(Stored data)
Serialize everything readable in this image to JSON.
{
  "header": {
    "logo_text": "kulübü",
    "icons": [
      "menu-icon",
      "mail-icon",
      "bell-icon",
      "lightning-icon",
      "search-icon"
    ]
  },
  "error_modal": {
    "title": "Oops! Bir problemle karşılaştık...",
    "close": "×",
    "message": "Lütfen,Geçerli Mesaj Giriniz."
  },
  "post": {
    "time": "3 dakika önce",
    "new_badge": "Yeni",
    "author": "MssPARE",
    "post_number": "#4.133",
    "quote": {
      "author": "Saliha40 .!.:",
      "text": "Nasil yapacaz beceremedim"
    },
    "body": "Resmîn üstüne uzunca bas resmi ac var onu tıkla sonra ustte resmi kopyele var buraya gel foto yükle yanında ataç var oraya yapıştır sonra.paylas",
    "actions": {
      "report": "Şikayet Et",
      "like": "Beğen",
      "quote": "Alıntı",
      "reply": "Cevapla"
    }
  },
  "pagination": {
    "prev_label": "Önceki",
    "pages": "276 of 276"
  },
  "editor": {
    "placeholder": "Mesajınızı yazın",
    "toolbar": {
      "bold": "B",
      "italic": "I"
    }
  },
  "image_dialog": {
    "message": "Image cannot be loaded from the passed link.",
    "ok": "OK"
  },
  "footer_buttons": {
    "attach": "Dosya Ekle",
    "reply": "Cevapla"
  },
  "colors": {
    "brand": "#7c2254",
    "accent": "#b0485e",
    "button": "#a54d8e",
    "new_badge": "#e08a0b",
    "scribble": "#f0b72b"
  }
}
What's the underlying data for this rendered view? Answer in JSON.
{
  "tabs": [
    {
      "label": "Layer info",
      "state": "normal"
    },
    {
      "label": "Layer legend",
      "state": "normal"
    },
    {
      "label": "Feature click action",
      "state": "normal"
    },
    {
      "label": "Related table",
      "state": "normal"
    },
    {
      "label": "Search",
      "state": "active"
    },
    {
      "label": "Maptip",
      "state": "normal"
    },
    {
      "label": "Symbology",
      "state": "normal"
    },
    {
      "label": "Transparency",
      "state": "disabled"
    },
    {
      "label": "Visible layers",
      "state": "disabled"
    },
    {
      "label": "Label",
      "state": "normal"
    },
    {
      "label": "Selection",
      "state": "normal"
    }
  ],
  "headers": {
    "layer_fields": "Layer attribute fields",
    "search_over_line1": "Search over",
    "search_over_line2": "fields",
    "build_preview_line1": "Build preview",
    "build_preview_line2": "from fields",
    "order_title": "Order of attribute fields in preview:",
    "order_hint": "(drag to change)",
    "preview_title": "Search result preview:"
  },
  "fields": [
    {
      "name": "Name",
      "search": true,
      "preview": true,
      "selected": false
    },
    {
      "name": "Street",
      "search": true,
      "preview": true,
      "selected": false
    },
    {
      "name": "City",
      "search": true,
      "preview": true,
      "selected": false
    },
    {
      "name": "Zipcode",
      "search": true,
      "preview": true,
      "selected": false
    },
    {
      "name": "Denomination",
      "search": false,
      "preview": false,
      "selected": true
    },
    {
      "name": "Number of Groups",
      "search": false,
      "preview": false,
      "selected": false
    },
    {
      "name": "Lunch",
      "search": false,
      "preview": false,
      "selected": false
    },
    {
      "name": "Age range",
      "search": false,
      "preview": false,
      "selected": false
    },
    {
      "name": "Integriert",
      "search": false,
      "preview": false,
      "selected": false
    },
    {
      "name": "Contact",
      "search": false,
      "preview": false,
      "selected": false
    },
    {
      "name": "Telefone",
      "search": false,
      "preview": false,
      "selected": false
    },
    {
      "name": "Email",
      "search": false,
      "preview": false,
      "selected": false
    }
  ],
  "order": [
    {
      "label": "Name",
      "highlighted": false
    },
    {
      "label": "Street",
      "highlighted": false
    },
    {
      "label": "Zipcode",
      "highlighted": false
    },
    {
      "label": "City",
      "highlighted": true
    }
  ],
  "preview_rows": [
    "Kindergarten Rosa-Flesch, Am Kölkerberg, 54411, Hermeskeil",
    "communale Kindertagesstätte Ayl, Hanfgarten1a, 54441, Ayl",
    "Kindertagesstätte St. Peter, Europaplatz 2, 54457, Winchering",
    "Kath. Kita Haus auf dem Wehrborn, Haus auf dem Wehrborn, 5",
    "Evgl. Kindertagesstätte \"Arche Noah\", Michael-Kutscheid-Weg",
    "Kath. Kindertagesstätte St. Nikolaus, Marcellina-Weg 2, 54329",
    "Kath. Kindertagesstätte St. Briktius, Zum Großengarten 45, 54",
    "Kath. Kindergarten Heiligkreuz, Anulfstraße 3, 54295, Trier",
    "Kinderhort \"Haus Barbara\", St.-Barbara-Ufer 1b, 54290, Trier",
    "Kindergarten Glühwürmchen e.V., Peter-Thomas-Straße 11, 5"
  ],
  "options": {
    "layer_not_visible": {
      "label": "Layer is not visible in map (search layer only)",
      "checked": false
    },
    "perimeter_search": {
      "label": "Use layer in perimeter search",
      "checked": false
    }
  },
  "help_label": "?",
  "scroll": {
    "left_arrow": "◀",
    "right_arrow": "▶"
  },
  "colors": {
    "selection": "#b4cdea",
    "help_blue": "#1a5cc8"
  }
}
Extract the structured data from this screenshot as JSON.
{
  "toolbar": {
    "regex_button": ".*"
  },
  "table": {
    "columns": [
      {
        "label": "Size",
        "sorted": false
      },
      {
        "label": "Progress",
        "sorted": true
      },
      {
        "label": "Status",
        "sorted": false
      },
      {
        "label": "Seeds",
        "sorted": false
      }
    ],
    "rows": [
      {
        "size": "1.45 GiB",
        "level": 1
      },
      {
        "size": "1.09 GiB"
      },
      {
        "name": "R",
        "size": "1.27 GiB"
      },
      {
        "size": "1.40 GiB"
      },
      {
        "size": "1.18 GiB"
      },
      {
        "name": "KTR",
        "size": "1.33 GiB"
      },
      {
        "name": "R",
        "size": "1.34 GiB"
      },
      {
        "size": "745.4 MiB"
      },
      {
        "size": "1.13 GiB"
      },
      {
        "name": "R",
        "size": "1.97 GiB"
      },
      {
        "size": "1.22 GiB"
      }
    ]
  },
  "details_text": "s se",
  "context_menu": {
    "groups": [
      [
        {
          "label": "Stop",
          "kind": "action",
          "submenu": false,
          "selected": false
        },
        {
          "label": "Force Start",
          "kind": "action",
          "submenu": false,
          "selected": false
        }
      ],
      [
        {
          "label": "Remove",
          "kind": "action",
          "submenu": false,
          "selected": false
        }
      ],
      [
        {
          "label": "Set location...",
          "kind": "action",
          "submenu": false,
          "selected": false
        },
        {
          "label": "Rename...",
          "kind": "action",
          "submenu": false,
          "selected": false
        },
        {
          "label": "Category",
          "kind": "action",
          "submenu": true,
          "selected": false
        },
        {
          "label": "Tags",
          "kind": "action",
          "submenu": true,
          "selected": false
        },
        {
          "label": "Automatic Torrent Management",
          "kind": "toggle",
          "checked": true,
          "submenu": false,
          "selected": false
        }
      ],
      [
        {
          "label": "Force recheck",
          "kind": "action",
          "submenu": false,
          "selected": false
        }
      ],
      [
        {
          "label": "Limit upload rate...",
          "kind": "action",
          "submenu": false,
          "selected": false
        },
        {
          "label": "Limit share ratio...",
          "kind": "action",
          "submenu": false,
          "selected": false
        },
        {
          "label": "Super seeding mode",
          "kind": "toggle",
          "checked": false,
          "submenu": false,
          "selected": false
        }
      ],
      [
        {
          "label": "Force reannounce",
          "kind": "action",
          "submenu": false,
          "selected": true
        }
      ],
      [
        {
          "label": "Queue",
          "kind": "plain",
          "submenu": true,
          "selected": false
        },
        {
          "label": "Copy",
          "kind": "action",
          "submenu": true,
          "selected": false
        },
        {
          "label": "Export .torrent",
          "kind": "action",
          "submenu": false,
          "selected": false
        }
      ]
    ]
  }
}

TASK GOAL: Copy out every line from the records that has the word "checked".

REPLY:
      "checked": false
      "checked": false
          "checked": true,
          "checked": false,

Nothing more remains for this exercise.